--- Begin ---

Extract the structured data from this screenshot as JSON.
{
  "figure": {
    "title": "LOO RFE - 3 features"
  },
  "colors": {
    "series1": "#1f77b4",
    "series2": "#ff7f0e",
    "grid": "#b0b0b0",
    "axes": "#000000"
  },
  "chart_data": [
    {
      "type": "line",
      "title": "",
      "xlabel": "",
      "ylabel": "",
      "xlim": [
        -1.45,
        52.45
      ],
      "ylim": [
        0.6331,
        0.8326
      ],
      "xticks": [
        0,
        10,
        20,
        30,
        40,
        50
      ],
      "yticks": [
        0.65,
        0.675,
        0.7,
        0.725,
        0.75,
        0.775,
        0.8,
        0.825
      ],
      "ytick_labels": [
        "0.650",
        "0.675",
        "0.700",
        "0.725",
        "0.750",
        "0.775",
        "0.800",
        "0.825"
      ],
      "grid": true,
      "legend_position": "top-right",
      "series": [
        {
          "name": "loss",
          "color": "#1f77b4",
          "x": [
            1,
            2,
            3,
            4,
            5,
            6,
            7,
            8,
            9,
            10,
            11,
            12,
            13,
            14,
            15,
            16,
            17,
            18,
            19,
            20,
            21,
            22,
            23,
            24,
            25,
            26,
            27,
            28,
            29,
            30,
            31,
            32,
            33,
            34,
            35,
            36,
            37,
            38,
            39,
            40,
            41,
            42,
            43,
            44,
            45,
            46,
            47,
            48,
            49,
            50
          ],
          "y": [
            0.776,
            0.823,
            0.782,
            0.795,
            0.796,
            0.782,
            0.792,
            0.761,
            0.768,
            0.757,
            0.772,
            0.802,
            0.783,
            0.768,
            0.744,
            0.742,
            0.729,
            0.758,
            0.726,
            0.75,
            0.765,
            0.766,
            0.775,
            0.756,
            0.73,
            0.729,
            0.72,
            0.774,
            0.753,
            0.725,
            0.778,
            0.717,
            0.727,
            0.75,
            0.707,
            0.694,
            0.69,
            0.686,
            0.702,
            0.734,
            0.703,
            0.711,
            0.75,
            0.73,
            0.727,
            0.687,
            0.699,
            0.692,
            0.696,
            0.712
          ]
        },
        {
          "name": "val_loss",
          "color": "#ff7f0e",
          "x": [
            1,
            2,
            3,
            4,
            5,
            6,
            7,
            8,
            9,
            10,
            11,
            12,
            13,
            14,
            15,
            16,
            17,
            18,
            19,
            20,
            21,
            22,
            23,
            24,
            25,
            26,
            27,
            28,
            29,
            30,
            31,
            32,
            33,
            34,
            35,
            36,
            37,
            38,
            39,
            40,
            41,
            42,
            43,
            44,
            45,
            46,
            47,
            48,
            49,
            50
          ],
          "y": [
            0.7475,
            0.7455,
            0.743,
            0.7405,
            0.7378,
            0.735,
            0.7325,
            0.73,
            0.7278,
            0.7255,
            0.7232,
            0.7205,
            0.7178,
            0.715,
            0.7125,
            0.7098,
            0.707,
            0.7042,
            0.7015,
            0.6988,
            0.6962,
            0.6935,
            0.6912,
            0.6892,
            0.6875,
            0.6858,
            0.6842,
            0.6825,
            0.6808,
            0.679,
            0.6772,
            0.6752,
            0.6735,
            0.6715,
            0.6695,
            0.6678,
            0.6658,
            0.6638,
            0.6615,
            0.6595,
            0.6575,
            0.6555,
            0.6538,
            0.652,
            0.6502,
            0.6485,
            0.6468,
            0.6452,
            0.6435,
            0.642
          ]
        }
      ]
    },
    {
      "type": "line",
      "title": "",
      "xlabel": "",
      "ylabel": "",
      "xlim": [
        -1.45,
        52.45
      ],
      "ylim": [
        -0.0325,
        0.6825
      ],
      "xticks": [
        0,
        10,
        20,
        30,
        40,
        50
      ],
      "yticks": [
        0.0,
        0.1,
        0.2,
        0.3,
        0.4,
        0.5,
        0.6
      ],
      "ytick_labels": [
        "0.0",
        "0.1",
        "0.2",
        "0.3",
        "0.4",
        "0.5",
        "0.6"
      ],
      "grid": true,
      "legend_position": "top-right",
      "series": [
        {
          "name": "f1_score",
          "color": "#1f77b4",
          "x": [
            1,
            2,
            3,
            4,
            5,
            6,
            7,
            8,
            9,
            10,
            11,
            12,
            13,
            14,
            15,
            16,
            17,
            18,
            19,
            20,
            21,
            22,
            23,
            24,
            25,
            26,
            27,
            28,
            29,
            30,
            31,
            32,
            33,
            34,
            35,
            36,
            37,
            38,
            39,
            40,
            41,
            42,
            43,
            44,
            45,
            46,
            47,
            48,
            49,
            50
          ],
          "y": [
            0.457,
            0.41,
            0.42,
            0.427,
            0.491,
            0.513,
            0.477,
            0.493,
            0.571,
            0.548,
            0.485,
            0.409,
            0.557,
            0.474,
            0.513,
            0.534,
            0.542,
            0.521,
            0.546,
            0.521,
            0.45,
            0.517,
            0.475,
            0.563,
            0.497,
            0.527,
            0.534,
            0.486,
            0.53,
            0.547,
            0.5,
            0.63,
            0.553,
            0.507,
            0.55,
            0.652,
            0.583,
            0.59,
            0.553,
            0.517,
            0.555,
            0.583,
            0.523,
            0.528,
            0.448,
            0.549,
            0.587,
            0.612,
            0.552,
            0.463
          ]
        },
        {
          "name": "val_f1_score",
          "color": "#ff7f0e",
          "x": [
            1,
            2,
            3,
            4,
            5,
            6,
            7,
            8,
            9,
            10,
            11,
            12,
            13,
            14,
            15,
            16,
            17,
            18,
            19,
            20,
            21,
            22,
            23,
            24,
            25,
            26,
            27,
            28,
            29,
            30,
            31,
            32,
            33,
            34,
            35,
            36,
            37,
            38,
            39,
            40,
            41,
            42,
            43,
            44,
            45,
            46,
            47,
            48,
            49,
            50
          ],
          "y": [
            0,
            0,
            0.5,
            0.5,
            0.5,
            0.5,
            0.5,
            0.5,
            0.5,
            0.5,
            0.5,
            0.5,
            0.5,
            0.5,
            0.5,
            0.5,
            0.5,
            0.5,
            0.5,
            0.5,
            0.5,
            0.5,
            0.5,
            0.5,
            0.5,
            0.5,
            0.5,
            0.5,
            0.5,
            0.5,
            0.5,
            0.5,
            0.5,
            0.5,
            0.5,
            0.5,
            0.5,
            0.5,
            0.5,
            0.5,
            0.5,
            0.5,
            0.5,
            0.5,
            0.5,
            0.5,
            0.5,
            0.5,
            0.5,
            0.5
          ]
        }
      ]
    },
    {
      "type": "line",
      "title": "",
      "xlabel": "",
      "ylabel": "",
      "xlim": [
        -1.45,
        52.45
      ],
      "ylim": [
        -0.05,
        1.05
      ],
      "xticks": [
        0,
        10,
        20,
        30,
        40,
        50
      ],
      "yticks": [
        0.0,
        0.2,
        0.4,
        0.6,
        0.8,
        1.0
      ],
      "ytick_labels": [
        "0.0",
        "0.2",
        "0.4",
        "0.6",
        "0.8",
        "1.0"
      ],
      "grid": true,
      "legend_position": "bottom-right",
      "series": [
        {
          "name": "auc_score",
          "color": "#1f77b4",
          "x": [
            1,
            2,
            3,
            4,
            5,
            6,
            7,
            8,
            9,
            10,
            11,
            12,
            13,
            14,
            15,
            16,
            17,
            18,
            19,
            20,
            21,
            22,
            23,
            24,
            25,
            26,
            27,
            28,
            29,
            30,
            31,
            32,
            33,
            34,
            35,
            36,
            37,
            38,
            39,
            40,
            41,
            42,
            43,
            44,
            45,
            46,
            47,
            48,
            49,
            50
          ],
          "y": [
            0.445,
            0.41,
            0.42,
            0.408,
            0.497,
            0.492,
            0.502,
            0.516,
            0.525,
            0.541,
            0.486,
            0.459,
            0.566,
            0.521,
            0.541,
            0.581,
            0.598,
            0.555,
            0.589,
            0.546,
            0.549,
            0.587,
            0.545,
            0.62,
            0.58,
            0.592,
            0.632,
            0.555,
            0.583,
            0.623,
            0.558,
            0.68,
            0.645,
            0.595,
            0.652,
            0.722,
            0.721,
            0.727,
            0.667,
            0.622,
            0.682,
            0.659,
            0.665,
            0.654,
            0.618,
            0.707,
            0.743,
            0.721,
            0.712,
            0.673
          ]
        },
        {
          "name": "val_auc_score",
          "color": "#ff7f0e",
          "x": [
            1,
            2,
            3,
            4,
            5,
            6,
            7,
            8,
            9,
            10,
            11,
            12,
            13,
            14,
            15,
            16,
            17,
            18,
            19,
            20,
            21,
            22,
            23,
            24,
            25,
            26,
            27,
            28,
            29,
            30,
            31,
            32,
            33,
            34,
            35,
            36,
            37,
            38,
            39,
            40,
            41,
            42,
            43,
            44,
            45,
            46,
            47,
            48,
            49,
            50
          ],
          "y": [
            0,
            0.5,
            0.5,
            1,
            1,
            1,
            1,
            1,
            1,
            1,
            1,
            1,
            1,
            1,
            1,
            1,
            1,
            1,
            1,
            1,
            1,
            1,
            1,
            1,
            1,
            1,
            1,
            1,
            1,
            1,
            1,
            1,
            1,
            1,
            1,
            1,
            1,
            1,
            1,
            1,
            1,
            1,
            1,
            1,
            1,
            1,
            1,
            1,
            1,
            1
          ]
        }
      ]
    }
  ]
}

--- End ---

* [What you are asked to do]
Scan the material above and determine how many lines include the word "name"; report only the number.

* [Written response]
6